An exact copy of all the data is required, with pictures left out.

### Data records
▼▼▼

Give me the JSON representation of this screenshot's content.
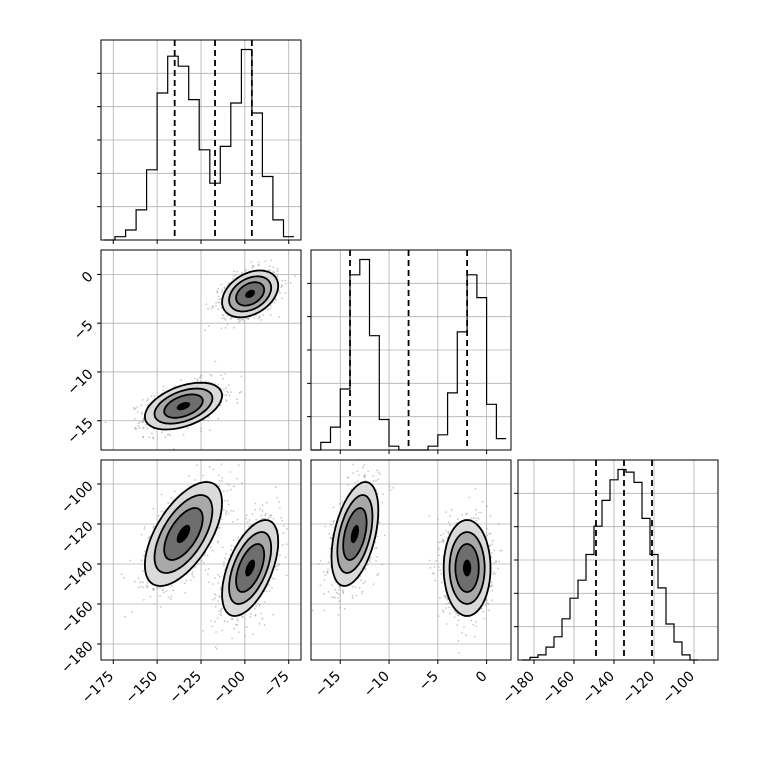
{
  "chart_data": {
    "type": "corner",
    "grid": true,
    "colors": {
      "points": "#9a9a9a",
      "fill_light": "#d9d9d9",
      "fill_mid": "#a8a8a8",
      "fill_dark": "#6e6e6e",
      "fill_core": "#000000",
      "line": "#000000"
    },
    "params": [
      {
        "range": [
          -182,
          -68
        ],
        "ticks": [
          -175,
          -150,
          -125,
          -100,
          -75
        ],
        "tick_labels": [
          "−175",
          "−150",
          "−125",
          "−100",
          "−75"
        ],
        "quantiles": [
          -140,
          -117,
          -96
        ],
        "hist": {
          "bins": [
            -180,
            -174,
            -168,
            -162,
            -156,
            -150,
            -144,
            -138,
            -132,
            -126,
            -120,
            -114,
            -108,
            -102,
            -96,
            -90,
            -84,
            -78,
            -72
          ],
          "counts": [
            0,
            1,
            3,
            9,
            21,
            44,
            55,
            52,
            42,
            27,
            17,
            28,
            41,
            57,
            38,
            19,
            6,
            1
          ]
        }
      },
      {
        "range": [
          -18,
          2.5
        ],
        "ticks": [
          -15,
          -10,
          -5,
          0
        ],
        "tick_labels": [
          "−15",
          "−10",
          "−5",
          "0"
        ],
        "quantiles": [
          -14,
          -8,
          -2
        ],
        "hist": {
          "bins": [
            -18,
            -17,
            -16,
            -15,
            -14,
            -13,
            -12,
            -11,
            -10,
            -9,
            -8,
            -7,
            -6,
            -5,
            -4,
            -3,
            -2,
            -1,
            0,
            1,
            2
          ],
          "counts": [
            0,
            2,
            6,
            16,
            46,
            50,
            30,
            8,
            1,
            0,
            0,
            0,
            1,
            4,
            15,
            31,
            46,
            40,
            12,
            3
          ]
        }
      },
      {
        "range": [
          -188,
          -88
        ],
        "ticks": [
          -180,
          -160,
          -140,
          -120,
          -100
        ],
        "tick_labels": [
          "−180",
          "−160",
          "−140",
          "−120",
          "−100"
        ],
        "quantiles": [
          -149,
          -135,
          -121
        ],
        "hist": {
          "bins": [
            -186,
            -182,
            -178,
            -174,
            -170,
            -166,
            -162,
            -158,
            -154,
            -150,
            -146,
            -142,
            -138,
            -134,
            -130,
            -126,
            -122,
            -118,
            -114,
            -110,
            -106,
            -102,
            -98
          ],
          "counts": [
            0,
            1,
            2,
            5,
            9,
            16,
            24,
            31,
            41,
            52,
            62,
            70,
            74,
            73,
            69,
            55,
            41,
            28,
            14,
            7,
            2,
            0
          ]
        }
      }
    ],
    "clusters": [
      {
        "means": [
          -135,
          -13.5,
          -125
        ],
        "sds": [
          11,
          1.2,
          13
        ],
        "corr": {
          "01": 0.45,
          "02": 0.6,
          "12": 0.45
        }
      },
      {
        "means": [
          -97,
          -2,
          -142
        ],
        "sds": [
          8,
          1.2,
          12
        ],
        "corr": {
          "01": 0.35,
          "02": 0.55,
          "12": 0.0
        }
      }
    ]
  }
}
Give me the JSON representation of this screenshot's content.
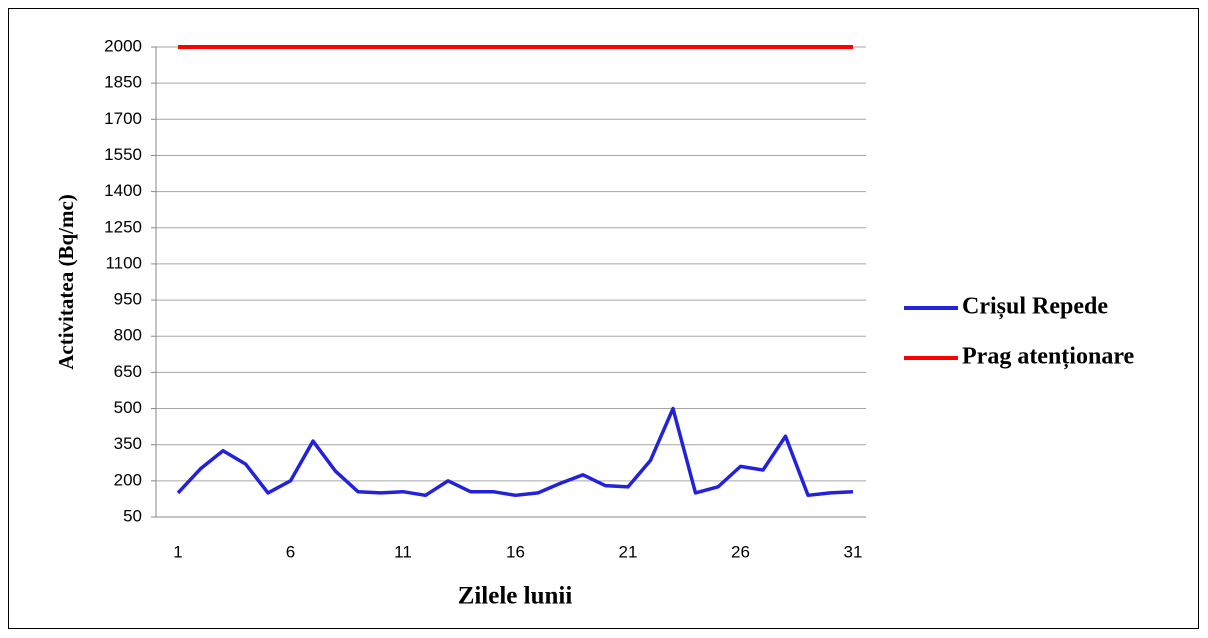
{
  "chart_data": {
    "type": "line",
    "x_label": "Zilele lunii",
    "y_label": "Activitatea (Bq/mc)",
    "x": [
      1,
      2,
      3,
      4,
      5,
      6,
      7,
      8,
      9,
      10,
      11,
      12,
      13,
      14,
      15,
      16,
      17,
      18,
      19,
      20,
      21,
      22,
      23,
      24,
      25,
      26,
      27,
      28,
      29,
      30,
      31
    ],
    "xlim": [
      1,
      31
    ],
    "xticks": [
      1,
      6,
      11,
      16,
      21,
      26,
      31
    ],
    "ylim": [
      50,
      2000
    ],
    "yticks": [
      50,
      200,
      350,
      500,
      650,
      800,
      950,
      1100,
      1250,
      1400,
      1550,
      1700,
      1850,
      2000
    ],
    "grid": true,
    "legend": "right",
    "series": [
      {
        "name": "Crișul Repede",
        "color": "#2222dd",
        "values": [
          150,
          250,
          325,
          270,
          150,
          200,
          365,
          240,
          155,
          150,
          155,
          140,
          200,
          155,
          155,
          140,
          150,
          190,
          225,
          180,
          175,
          285,
          500,
          150,
          175,
          260,
          245,
          385,
          140,
          150,
          155
        ]
      },
      {
        "name": "Prag atenționare",
        "color": "#ff0000",
        "values": [
          2000,
          2000,
          2000,
          2000,
          2000,
          2000,
          2000,
          2000,
          2000,
          2000,
          2000,
          2000,
          2000,
          2000,
          2000,
          2000,
          2000,
          2000,
          2000,
          2000,
          2000,
          2000,
          2000,
          2000,
          2000,
          2000,
          2000,
          2000,
          2000,
          2000,
          2000
        ]
      }
    ]
  }
}
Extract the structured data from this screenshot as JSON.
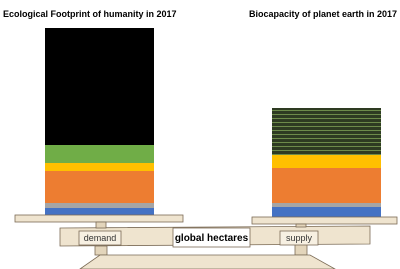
{
  "left_title": "Ecological Footprint of humanity in 2017",
  "right_title": "Biocapacity of planet earth in 2017",
  "scale": {
    "left_label": "demand",
    "center_label": "global hectares",
    "right_label": "supply"
  }
}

▲▲▲

### Reply to the task
Give me the JSON representation of this screenshot's content.
{
  "chart_data": {
    "type": "corner",
    "grid": true,
    "colors": {
      "points": "#9a9a9a",
      "fill_light": "#d9d9d9",
      "fill_mid": "#a8a8a8",
      "fill_dark": "#6e6e6e",
      "fill_core": "#000000",
      "line": "#000000"
    },
    "params": [
      {
        "range": [
          -182,
          -68
        ],
        "ticks": [
          -175,
          -150,
          -125,
          -100,
          -75
        ],
        "tick_labels": [
          "−175",
          "−150",
          "−125",
          "−100",
          "−75"
        ],
        "quantiles": [
          -140,
          -117,
          -96
        ],
        "hist": {
          "bins": [
            -180,
            -174,
            -168,
            -162,
            -156,
            -150,
            -144,
            -138,
            -132,
            -126,
            -120,
            -114,
            -108,
            -102,
            -96,
            -90,
            -84,
            -78,
            -72
          ],
          "counts": [
            0,
            1,
            3,
            9,
            21,
            44,
            55,
            52,
            42,
            27,
            17,
            28,
            41,
            57,
            38,
            19,
            6,
            1
          ]
        }
      },
      {
        "range": [
          -18,
          2.5
        ],
        "ticks": [
          -15,
          -10,
          -5,
          0
        ],
        "tick_labels": [
          "−15",
          "−10",
          "−5",
          "0"
        ],
        "quantiles": [
          -14,
          -8,
          -2
        ],
        "hist": {
          "bins": [
            -18,
            -17,
            -16,
            -15,
            -14,
            -13,
            -12,
            -11,
            -10,
            -9,
            -8,
            -7,
            -6,
            -5,
            -4,
            -3,
            -2,
            -1,
            0,
            1,
            2
          ],
          "counts": [
            0,
            2,
            6,
            16,
            46,
            50,
            30,
            8,
            1,
            0,
            0,
            0,
            1,
            4,
            15,
            31,
            46,
            40,
            12,
            3
          ]
        }
      },
      {
        "range": [
          -188,
          -88
        ],
        "ticks": [
          -180,
          -160,
          -140,
          -120,
          -100
        ],
        "tick_labels": [
          "−180",
          "−160",
          "−140",
          "−120",
          "−100"
        ],
        "quantiles": [
          -149,
          -135,
          -121
        ],
        "hist": {
          "bins": [
            -186,
            -182,
            -178,
            -174,
            -170,
            -166,
            -162,
            -158,
            -154,
            -150,
            -146,
            -142,
            -138,
            -134,
            -130,
            -126,
            -122,
            -118,
            -114,
            -110,
            -106,
            -102,
            -98
          ],
          "counts": [
            0,
            1,
            2,
            5,
            9,
            16,
            24,
            31,
            41,
            52,
            62,
            70,
            74,
            73,
            69,
            55,
            41,
            28,
            14,
            7,
            2,
            0
          ]
        }
      }
    ],
    "clusters": [
      {
        "means": [
          -135,
          -13.5,
          -125
        ],
        "sds": [
          11,
          1.2,
          13
        ],
        "corr": {
          "01": 0.45,
          "02": 0.6,
          "12": 0.45
        }
      },
      {
        "means": [
          -97,
          -2,
          -142
        ],
        "sds": [
          8,
          1.2,
          12
        ],
        "corr": {
          "01": 0.35,
          "02": 0.55,
          "12": 0.0
        }
      }
    ]
  }
}
Give me the JSON representation of this screenshot's content.
{
  "chart_data": {
    "type": "line",
    "x_label": "Zilele lunii",
    "y_label": "Activitatea (Bq/mc)",
    "x": [
      1,
      2,
      3,
      4,
      5,
      6,
      7,
      8,
      9,
      10,
      11,
      12,
      13,
      14,
      15,
      16,
      17,
      18,
      19,
      20,
      21,
      22,
      23,
      24,
      25,
      26,
      27,
      28,
      29,
      30,
      31
    ],
    "xlim": [
      1,
      31
    ],
    "xticks": [
      1,
      6,
      11,
      16,
      21,
      26,
      31
    ],
    "ylim": [
      50,
      2000
    ],
    "yticks": [
      50,
      200,
      350,
      500,
      650,
      800,
      950,
      1100,
      1250,
      1400,
      1550,
      1700,
      1850,
      2000
    ],
    "grid": true,
    "legend": "right",
    "series": [
      {
        "name": "Crișul Repede",
        "color": "#2222dd",
        "values": [
          150,
          250,
          325,
          270,
          150,
          200,
          365,
          240,
          155,
          150,
          155,
          140,
          200,
          155,
          155,
          140,
          150,
          190,
          225,
          180,
          175,
          285,
          500,
          150,
          175,
          260,
          245,
          385,
          140,
          150,
          155
        ]
      },
      {
        "name": "Prag atenționare",
        "color": "#ff0000",
        "values": [
          2000,
          2000,
          2000,
          2000,
          2000,
          2000,
          2000,
          2000,
          2000,
          2000,
          2000,
          2000,
          2000,
          2000,
          2000,
          2000,
          2000,
          2000,
          2000,
          2000,
          2000,
          2000,
          2000,
          2000,
          2000,
          2000,
          2000,
          2000,
          2000,
          2000,
          2000
        ]
      }
    ]
  }
}
Extract the structured data from this screenshot as JSON.
{
  "left_title": "Ecological Footprint of humanity in 2017",
  "right_title": "Biocapacity of planet earth in 2017",
  "scale": {
    "left_label": "demand",
    "center_label": "global hectares",
    "right_label": "supply"
  }
}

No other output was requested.